#### Short task
Across the listing below, count the lines that mention the string "START". Reply with the figure only.

#### Stored rows
--

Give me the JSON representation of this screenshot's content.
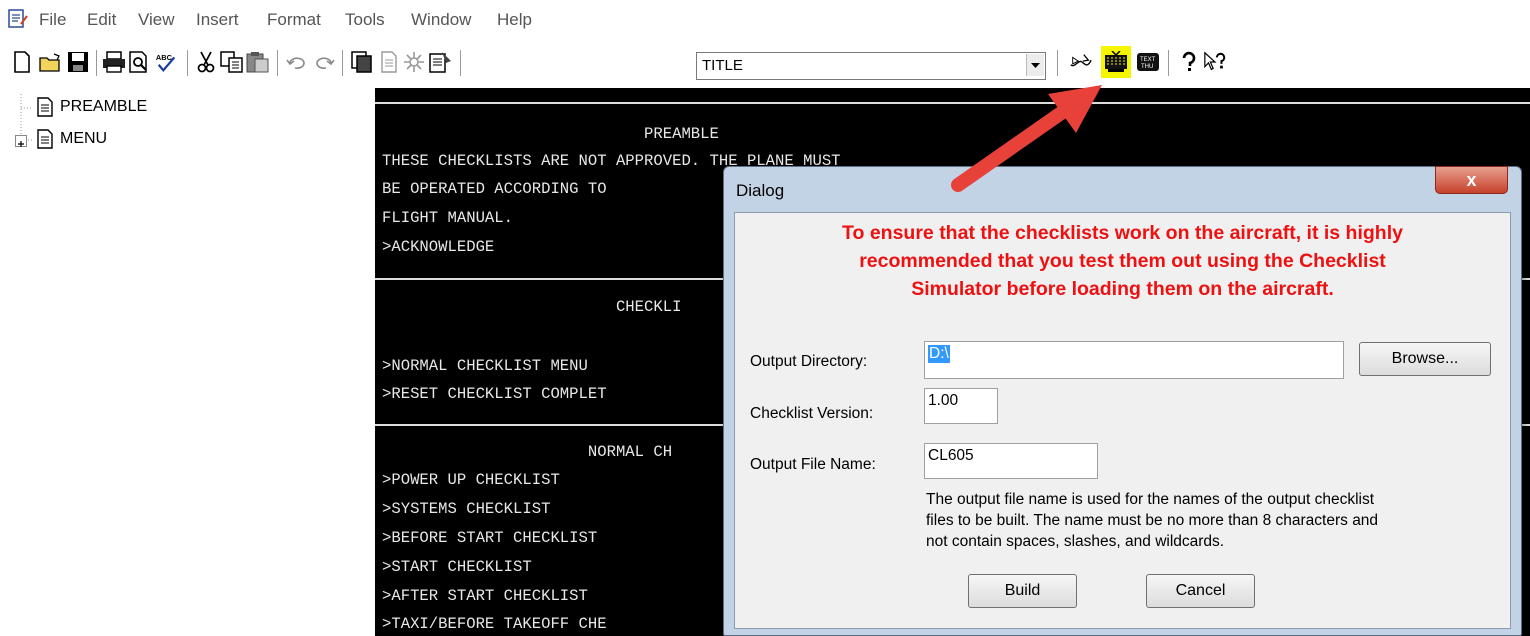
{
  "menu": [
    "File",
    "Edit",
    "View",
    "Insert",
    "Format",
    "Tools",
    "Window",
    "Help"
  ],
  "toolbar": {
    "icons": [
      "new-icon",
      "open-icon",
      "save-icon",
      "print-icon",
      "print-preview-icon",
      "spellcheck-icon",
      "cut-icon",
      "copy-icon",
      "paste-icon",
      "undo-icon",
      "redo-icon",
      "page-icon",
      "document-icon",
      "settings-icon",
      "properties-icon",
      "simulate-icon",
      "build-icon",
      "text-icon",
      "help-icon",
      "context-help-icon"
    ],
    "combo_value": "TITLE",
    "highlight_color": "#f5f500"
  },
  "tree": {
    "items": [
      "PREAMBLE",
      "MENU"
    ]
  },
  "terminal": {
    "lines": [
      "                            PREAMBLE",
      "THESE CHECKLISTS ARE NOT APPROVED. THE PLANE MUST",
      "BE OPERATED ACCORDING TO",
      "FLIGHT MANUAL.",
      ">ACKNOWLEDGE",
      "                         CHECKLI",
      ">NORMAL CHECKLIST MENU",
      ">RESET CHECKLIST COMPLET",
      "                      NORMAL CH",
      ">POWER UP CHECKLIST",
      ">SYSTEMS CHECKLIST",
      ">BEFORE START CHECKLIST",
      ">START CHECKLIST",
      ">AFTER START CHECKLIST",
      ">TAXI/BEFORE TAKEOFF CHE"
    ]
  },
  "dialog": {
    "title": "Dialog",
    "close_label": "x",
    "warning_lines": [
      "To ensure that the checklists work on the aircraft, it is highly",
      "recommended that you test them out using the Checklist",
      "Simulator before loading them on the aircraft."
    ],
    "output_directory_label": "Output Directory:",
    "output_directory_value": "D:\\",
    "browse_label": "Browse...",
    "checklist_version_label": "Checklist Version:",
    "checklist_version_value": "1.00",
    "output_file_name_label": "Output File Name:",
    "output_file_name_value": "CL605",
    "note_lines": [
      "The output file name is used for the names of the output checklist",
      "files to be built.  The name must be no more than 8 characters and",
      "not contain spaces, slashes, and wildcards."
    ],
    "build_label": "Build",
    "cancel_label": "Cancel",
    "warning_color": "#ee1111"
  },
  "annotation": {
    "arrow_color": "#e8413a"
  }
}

--

#### Answer for the task
3